Type out the whole listing again exactly, pictures omitted.

════════

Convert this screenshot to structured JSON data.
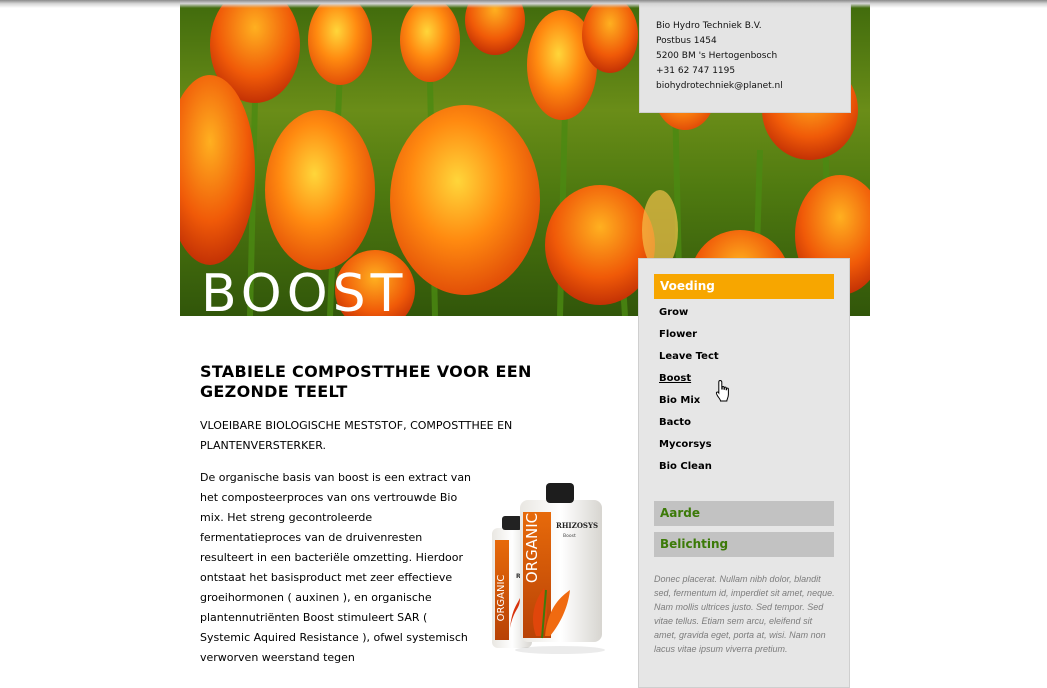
{
  "hero": {
    "title": "BOOST"
  },
  "contact": {
    "lines": [
      "Bio Hydro Techniek B.V.",
      "Postbus 1454",
      "5200 BM 's Hertogenbosch",
      "+31 62 747 1195",
      "biohydrotechniek@planet.nl"
    ]
  },
  "sidebar": {
    "active_category": "Voeding",
    "items": [
      "Grow",
      "Flower",
      "Leave Tect",
      "Boost",
      "Bio Mix",
      "Bacto",
      "Mycorsys",
      "Bio Clean"
    ],
    "current_item": "Boost",
    "categories": [
      "Aarde",
      "Belichting"
    ],
    "note": "Donec placerat. Nullam nibh dolor, blandit sed, fermentum id, imperdiet sit amet, neque. Nam mollis ultrices justo. Sed tempor. Sed vitae tellus. Etiam sem arcu, eleifend sit amet, gravida eget, porta at, wisi. Nam non lacus vitae ipsum viverra pretium."
  },
  "main": {
    "headline": "STABIELE COMPOSTTHEE VOOR EEN GEZONDE TEELT",
    "subhead": "VLOEIBARE BIOLOGISCHE MESTSTOF, COMPOSTTHEE EN PLANTENVERSTERKER.",
    "body": "De organische basis van boost is een extract van het composteerproces van ons vertrouwde Bio mix. Het streng gecontroleerde fermentatieproces van de druivenresten resulteert in een bacteriële omzetting. Hierdoor ontstaat het basisproduct met zeer effectieve groeihormonen ( auxinen ), en organische plantennutriënten Boost stimuleert SAR ( Systemic Aquired Resistance ), ofwel systemisch  verworven weerstand tegen"
  },
  "product": {
    "band_text": "ORGANIC",
    "brand": "RHIZOSYS",
    "variant": "Boost",
    "back_label": "RI"
  },
  "colors": {
    "accent_orange": "#f7a600",
    "category_green": "#3c7a08",
    "sidebar_bg": "#e6e6e6",
    "category_grey": "#c2c2c2"
  },
  "icons": {
    "cursor": "hand-pointer-icon"
  }
}
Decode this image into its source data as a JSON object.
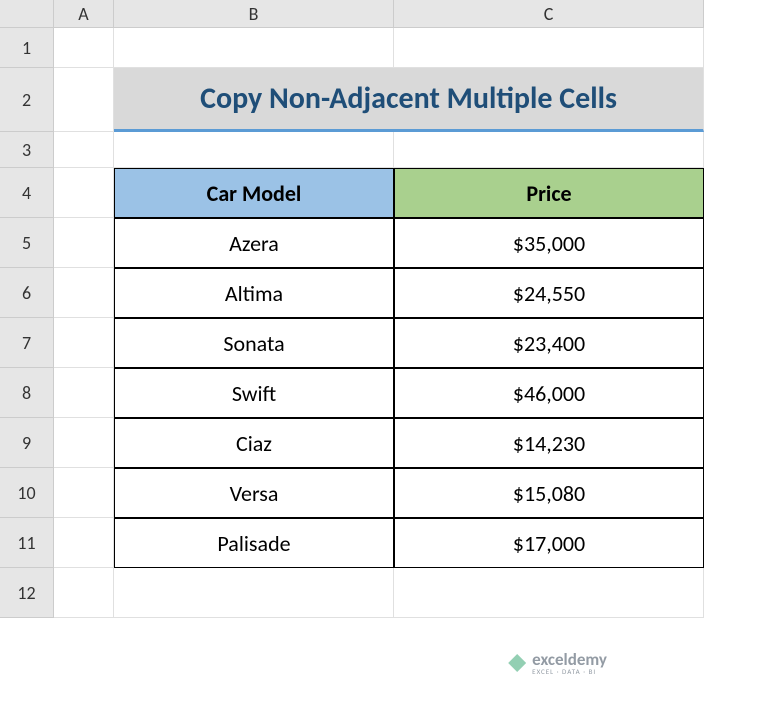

════════

__EXPECTED OUTPUT__.
Convert this screenshot to structured JSON data.
{
  "hero": {
    "title": "BOOST"
  },
  "contact": {
    "lines": [
      "Bio Hydro Techniek B.V.",
      "Postbus 1454",
      "5200 BM 's Hertogenbosch",
      "+31 62 747 1195",
      "biohydrotechniek@planet.nl"
    ]
  },
  "sidebar": {
    "active_category": "Voeding",
    "items": [
      "Grow",
      "Flower",
      "Leave Tect",
      "Boost",
      "Bio Mix",
      "Bacto",
      "Mycorsys",
      "Bio Clean"
    ],
    "current_item": "Boost",
    "categories": [
      "Aarde",
      "Belichting"
    ],
    "note": "Donec placerat. Nullam nibh dolor, blandit sed, fermentum id, imperdiet sit amet, neque. Nam mollis ultrices justo. Sed tempor. Sed vitae tellus. Etiam sem arcu, eleifend sit amet, gravida eget, porta at, wisi. Nam non lacus vitae ipsum viverra pretium."
  },
  "main": {
    "headline": "STABIELE COMPOSTTHEE VOOR EEN GEZONDE TEELT",
    "subhead": "VLOEIBARE BIOLOGISCHE MESTSTOF, COMPOSTTHEE EN PLANTENVERSTERKER.",
    "body": "De organische basis van boost is een extract van het composteerproces van ons vertrouwde Bio mix. Het streng gecontroleerde fermentatieproces van de druivenresten resulteert in een bacteriële omzetting. Hierdoor ontstaat het basisproduct met zeer effectieve groeihormonen ( auxinen ), en organische plantennutriënten Boost stimuleert SAR ( Systemic Aquired Resistance ), ofwel systemisch  verworven weerstand tegen"
  },
  "product": {
    "band_text": "ORGANIC",
    "brand": "RHIZOSYS",
    "variant": "Boost",
    "back_label": "RI"
  },
  "colors": {
    "accent_orange": "#f7a600",
    "category_green": "#3c7a08",
    "sidebar_bg": "#e6e6e6",
    "category_grey": "#c2c2c2"
  },
  "icons": {
    "cursor": "hand-pointer-icon"
  }
}
Decode this image into its source data as a JSON object.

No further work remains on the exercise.